- [Your instructions]: Quote the data below in full, please, without altering anything.

====================

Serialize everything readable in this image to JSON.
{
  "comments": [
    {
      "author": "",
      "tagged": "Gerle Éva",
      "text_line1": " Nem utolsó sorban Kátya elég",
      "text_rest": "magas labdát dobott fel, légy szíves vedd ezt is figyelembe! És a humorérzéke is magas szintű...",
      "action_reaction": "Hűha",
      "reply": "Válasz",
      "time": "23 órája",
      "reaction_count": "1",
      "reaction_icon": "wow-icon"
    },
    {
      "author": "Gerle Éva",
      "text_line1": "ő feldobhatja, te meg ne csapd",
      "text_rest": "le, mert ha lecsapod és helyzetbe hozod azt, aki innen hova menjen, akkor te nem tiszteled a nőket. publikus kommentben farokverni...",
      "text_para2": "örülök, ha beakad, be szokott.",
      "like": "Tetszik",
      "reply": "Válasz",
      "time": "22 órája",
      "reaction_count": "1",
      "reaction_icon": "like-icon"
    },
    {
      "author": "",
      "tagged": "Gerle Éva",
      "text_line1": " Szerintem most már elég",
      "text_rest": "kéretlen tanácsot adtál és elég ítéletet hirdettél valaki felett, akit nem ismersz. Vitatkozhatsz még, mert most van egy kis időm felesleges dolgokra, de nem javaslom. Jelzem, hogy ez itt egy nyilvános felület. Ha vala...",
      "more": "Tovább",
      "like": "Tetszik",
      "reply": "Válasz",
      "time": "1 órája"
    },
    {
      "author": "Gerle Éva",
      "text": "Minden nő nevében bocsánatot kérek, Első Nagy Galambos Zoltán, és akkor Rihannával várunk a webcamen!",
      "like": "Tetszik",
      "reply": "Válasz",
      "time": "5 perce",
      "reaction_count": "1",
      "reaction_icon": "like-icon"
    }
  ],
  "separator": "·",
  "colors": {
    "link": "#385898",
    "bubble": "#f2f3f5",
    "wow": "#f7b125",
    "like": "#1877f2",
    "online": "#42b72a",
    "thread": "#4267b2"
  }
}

====================

- [Reply]:
Serialize everything readable in this image to JSON.
{
  "comments": [
    {
      "author": "",
      "tagged": "Gerle Éva",
      "text_line1": " Nem utolsó sorban Kátya elég",
      "text_rest": "magas labdát dobott fel, légy szíves vedd ezt is figyelembe! És a humorérzéke is magas szintű...",
      "action_reaction": "Hűha",
      "reply": "Válasz",
      "time": "23 órája",
      "reaction_count": "1",
      "reaction_icon": "wow-icon"
    },
    {
      "author": "Gerle Éva",
      "text_line1": "ő feldobhatja, te meg ne csapd",
      "text_rest": "le, mert ha lecsapod és helyzetbe hozod azt, aki innen hova menjen, akkor te nem tiszteled a nőket. publikus kommentben farokverni...",
      "text_para2": "örülök, ha beakad, be szokott.",
      "like": "Tetszik",
      "reply": "Válasz",
      "time": "22 órája",
      "reaction_count": "1",
      "reaction_icon": "like-icon"
    },
    {
      "author": "",
      "tagged": "Gerle Éva",
      "text_line1": " Szerintem most már elég",
      "text_rest": "kéretlen tanácsot adtál és elég ítéletet hirdettél valaki felett, akit nem ismersz. Vitatkozhatsz még, mert most van egy kis időm felesleges dolgokra, de nem javaslom. Jelzem, hogy ez itt egy nyilvános felület. Ha vala...",
      "more": "Tovább",
      "like": "Tetszik",
      "reply": "Válasz",
      "time": "1 órája"
    },
    {
      "author": "Gerle Éva",
      "text": "Minden nő nevében bocsánatot kérek, Első Nagy Galambos Zoltán, és akkor Rihannával várunk a webcamen!",
      "like": "Tetszik",
      "reply": "Válasz",
      "time": "5 perce",
      "reaction_count": "1",
      "reaction_icon": "like-icon"
    }
  ],
  "separator": "·",
  "colors": {
    "link": "#385898",
    "bubble": "#f2f3f5",
    "wow": "#f7b125",
    "like": "#1877f2",
    "online": "#42b72a",
    "thread": "#4267b2"
  }
}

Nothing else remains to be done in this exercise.